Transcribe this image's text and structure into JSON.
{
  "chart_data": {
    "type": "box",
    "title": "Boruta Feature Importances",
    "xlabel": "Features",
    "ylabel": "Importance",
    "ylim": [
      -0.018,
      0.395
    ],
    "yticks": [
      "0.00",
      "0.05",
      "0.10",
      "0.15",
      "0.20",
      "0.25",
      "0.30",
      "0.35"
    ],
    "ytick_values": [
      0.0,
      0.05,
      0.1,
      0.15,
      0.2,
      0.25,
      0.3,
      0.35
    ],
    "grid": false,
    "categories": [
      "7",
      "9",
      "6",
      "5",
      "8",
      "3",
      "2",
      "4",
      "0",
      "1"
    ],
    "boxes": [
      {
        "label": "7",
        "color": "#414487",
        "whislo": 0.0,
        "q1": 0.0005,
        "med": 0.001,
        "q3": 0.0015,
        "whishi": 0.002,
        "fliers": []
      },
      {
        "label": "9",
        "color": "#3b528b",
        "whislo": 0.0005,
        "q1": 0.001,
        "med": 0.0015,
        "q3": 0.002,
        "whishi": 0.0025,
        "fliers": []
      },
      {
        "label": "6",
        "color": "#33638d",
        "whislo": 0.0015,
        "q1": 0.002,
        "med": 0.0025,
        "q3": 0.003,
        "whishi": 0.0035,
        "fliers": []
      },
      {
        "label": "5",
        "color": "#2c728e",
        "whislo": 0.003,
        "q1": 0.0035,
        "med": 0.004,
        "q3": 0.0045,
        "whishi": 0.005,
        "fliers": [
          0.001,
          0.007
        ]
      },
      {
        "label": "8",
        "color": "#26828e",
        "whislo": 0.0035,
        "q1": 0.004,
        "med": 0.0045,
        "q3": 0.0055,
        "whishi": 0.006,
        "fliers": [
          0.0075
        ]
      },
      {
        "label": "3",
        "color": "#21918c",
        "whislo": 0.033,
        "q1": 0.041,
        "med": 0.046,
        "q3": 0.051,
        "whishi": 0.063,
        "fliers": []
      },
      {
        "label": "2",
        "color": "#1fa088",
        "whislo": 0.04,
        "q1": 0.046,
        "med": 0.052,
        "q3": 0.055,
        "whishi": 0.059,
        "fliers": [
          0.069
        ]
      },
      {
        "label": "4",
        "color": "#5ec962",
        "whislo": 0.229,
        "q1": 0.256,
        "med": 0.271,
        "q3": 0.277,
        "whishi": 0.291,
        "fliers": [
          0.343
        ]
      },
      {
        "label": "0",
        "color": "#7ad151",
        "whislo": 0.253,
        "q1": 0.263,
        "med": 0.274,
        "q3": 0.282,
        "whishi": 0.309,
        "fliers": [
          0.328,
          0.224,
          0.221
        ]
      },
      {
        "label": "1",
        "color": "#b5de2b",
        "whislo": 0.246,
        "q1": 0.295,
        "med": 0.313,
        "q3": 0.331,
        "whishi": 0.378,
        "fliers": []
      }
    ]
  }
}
※ ※ ※
§ WORK REQUIRED: Scan the entries above for the word "whislo" and collect each line holding it.

§ RESULT OF THE EXERCISE:
        "whislo": 0.0,
        "whislo": 0.0005,
        "whislo": 0.0015,
        "whislo": 0.003,
        "whislo": 0.0035,
        "whislo": 0.033,
        "whislo": 0.04,
        "whislo": 0.229,
        "whislo": 0.253,
        "whislo": 0.246,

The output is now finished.